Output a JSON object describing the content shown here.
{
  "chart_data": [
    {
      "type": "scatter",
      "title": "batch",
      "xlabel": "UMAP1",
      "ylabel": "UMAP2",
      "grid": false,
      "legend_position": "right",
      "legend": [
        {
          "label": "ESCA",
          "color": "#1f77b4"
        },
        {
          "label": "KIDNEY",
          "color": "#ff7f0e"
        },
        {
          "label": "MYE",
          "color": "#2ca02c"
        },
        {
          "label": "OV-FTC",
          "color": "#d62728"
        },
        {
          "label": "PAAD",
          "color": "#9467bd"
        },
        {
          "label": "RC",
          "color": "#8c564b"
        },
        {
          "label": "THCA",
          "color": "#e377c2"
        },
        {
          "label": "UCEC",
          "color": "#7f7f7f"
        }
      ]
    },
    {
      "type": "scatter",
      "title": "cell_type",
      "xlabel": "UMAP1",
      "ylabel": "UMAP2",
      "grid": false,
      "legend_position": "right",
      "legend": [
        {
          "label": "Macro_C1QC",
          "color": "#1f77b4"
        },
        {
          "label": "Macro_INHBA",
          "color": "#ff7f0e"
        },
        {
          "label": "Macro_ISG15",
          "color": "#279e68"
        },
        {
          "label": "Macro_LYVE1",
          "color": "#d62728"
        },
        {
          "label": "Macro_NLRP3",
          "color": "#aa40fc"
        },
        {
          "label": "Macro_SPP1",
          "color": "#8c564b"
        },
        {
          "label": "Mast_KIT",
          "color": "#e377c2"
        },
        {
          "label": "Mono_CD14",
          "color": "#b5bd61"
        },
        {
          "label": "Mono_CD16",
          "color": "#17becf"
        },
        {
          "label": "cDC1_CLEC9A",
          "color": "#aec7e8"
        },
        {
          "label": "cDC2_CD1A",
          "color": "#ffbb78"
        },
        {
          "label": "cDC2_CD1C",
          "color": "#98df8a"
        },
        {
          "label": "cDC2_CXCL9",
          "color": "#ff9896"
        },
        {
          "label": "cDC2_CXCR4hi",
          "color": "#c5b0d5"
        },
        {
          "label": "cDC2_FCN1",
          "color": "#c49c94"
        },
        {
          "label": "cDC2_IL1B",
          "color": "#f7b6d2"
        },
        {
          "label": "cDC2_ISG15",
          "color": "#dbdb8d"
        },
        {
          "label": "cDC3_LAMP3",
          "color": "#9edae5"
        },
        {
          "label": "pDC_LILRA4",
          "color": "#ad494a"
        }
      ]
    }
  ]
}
:::
What is being asked >>
Quote the material exactly, leaving nothing out.

Full answer >>
Output a JSON object describing the content shown here.
{
  "chart_data": [
    {
      "type": "scatter",
      "title": "batch",
      "xlabel": "UMAP1",
      "ylabel": "UMAP2",
      "grid": false,
      "legend_position": "right",
      "legend": [
        {
          "label": "ESCA",
          "color": "#1f77b4"
        },
        {
          "label": "KIDNEY",
          "color": "#ff7f0e"
        },
        {
          "label": "MYE",
          "color": "#2ca02c"
        },
        {
          "label": "OV-FTC",
          "color": "#d62728"
        },
        {
          "label": "PAAD",
          "color": "#9467bd"
        },
        {
          "label": "RC",
          "color": "#8c564b"
        },
        {
          "label": "THCA",
          "color": "#e377c2"
        },
        {
          "label": "UCEC",
          "color": "#7f7f7f"
        }
      ]
    },
    {
      "type": "scatter",
      "title": "cell_type",
      "xlabel": "UMAP1",
      "ylabel": "UMAP2",
      "grid": false,
      "legend_position": "right",
      "legend": [
        {
          "label": "Macro_C1QC",
          "color": "#1f77b4"
        },
        {
          "label": "Macro_INHBA",
          "color": "#ff7f0e"
        },
        {
          "label": "Macro_ISG15",
          "color": "#279e68"
        },
        {
          "label": "Macro_LYVE1",
          "color": "#d62728"
        },
        {
          "label": "Macro_NLRP3",
          "color": "#aa40fc"
        },
        {
          "label": "Macro_SPP1",
          "color": "#8c564b"
        },
        {
          "label": "Mast_KIT",
          "color": "#e377c2"
        },
        {
          "label": "Mono_CD14",
          "color": "#b5bd61"
        },
        {
          "label": "Mono_CD16",
          "color": "#17becf"
        },
        {
          "label": "cDC1_CLEC9A",
          "color": "#aec7e8"
        },
        {
          "label": "cDC2_CD1A",
          "color": "#ffbb78"
        },
        {
          "label": "cDC2_CD1C",
          "color": "#98df8a"
        },
        {
          "label": "cDC2_CXCL9",
          "color": "#ff9896"
        },
        {
          "label": "cDC2_CXCR4hi",
          "color": "#c5b0d5"
        },
        {
          "label": "cDC2_FCN1",
          "color": "#c49c94"
        },
        {
          "label": "cDC2_IL1B",
          "color": "#f7b6d2"
        },
        {
          "label": "cDC2_ISG15",
          "color": "#dbdb8d"
        },
        {
          "label": "cDC3_LAMP3",
          "color": "#9edae5"
        },
        {
          "label": "pDC_LILRA4",
          "color": "#ad494a"
        }
      ]
    }
  ]
}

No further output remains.